━━━ Dataset

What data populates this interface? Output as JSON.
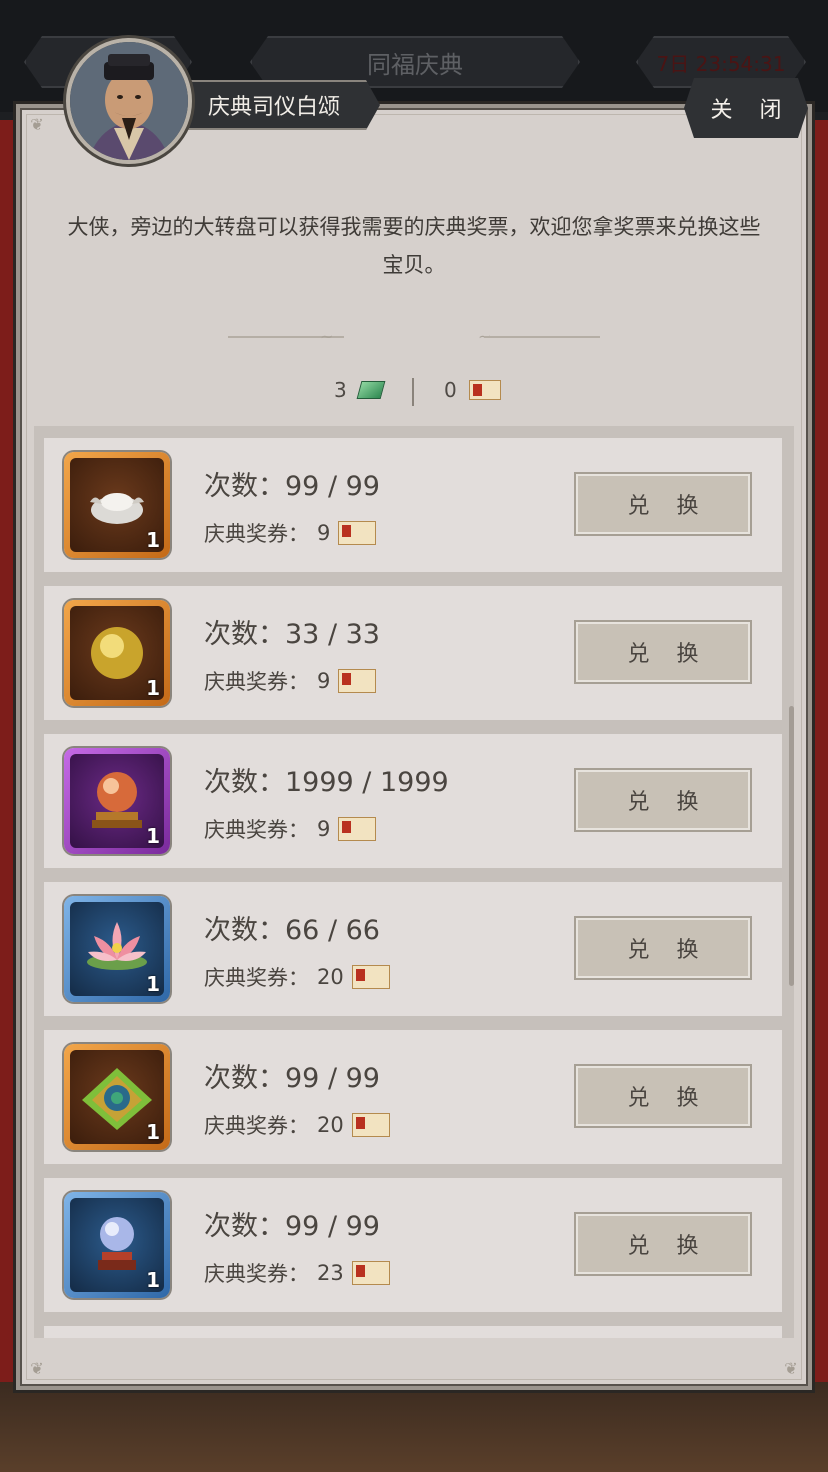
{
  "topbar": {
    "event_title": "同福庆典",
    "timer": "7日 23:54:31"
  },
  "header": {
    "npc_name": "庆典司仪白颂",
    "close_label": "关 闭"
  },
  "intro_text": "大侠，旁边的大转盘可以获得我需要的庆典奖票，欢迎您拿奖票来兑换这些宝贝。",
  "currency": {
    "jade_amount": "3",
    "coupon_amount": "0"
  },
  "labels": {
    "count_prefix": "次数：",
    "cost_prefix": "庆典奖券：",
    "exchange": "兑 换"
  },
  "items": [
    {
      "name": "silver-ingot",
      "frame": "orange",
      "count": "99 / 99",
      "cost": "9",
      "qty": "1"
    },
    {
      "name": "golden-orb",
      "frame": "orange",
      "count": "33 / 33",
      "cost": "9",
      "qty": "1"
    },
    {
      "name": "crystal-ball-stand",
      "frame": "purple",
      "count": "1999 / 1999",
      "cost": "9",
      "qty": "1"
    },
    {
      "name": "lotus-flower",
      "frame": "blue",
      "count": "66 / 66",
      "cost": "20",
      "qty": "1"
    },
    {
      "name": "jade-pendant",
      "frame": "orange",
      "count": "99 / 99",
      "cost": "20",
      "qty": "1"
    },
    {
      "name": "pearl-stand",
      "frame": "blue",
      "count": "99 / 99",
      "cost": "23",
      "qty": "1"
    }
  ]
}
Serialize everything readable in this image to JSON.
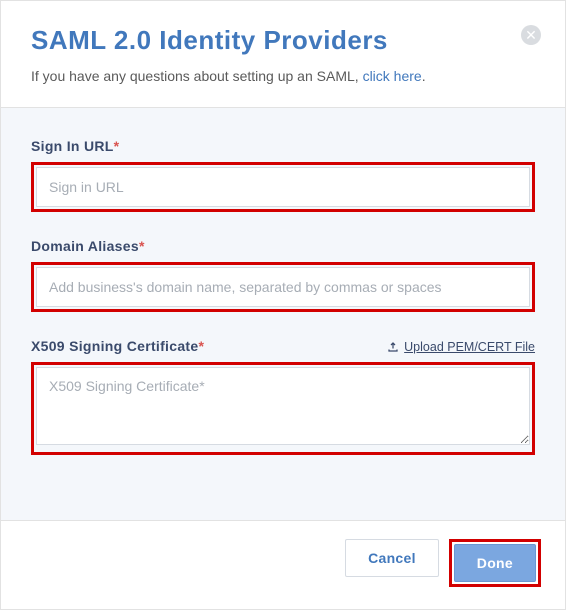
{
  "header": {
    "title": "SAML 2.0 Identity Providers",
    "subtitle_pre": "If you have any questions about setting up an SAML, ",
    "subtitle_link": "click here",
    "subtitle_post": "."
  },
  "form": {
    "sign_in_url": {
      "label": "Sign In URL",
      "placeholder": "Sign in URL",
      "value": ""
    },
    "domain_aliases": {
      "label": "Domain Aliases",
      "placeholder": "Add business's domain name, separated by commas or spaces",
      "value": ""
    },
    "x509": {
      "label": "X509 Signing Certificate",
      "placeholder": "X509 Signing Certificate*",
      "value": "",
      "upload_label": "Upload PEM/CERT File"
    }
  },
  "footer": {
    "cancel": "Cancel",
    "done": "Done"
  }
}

━━━━━━

Where a line of the material above holds the string "JSON", copy that line.

What data populates this interface? Output as JSON.
Serialize everything readable in this image to JSON.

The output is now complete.